## PAGE TEXT
################

The archbishop also referenced the 2023 Vatican declaration Fiducia Supplicans, which addressed blessings for individuals in irregular situations. That document drew global attention and fierce debate within the Church over how far pastoral accompaniment could extend. Whatever latitude Fiducia Supplicans may have opened for blessings, Larregain's actions make clear that sacramental validity is a different question entirely.
"The Church, by virtue of safeguarding the sacraments entrusted by Christ, establishes through the Code of Canon Law and Church discipline the essential conditions for the validity and licitness of the sacrament of marriage, and that the omission of such requirements prevents this aforementioned celebration from being considered sacramental."
There is no ambiguity in that language. No pastoral softening. No invitation to read between the lines.
A Line Held
Progressive critics will frame this as exclusion. That framing misses the point. The archbishop did not expel anyone from the Church. He did not declare anyone unworthy of pastoral care. He declared that a specific ceremony did not produce what the Church understands a sacrament to be. The distinction between "you are unwelcome" and "this act was invalid" is enormous, but it requires an intellectual honesty that ideological activism rarely permits.
The broader pattern is worth watching. Secular governments across the West and Latin America continue redefining fundamental categories of human identity through legislation. Each redefinition creates a new pressure point against institutions that operate from older, fixed definitions. The Catholic Church is the largest and most visible of those institutions, and every case like this one in Corrientes tests whether the Church will bend its sacramental theology to match the state's latest revision.
In Corrientes, the answer was no. Not with cruelty. Not with theatrics. With canon law, applied plainly, to a situation that demanded clarity.
The sacraments belong to the Church. The archbishop acted like it.

################

## AVAILABLE DATA
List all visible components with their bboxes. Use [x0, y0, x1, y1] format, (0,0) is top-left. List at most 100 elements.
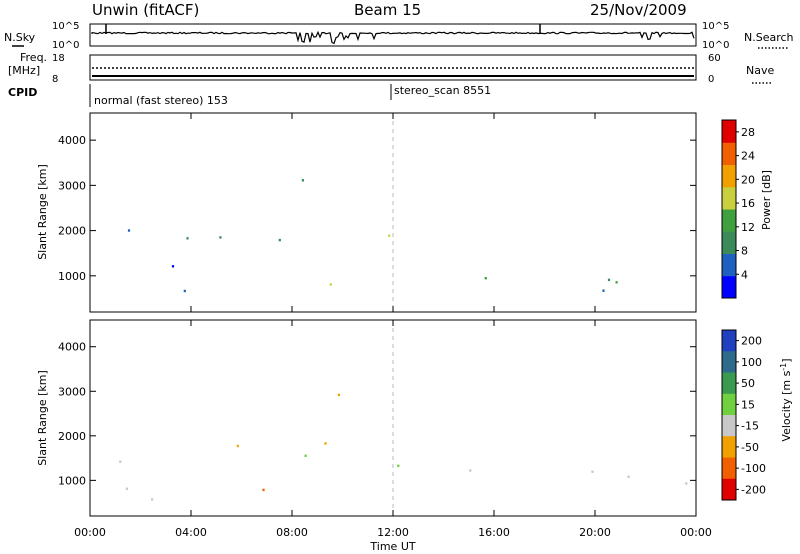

################

In the page text on the Corrientes ceremony, which 2023 Vatican declaration did the archbishop reference?

Fiducia Supplicans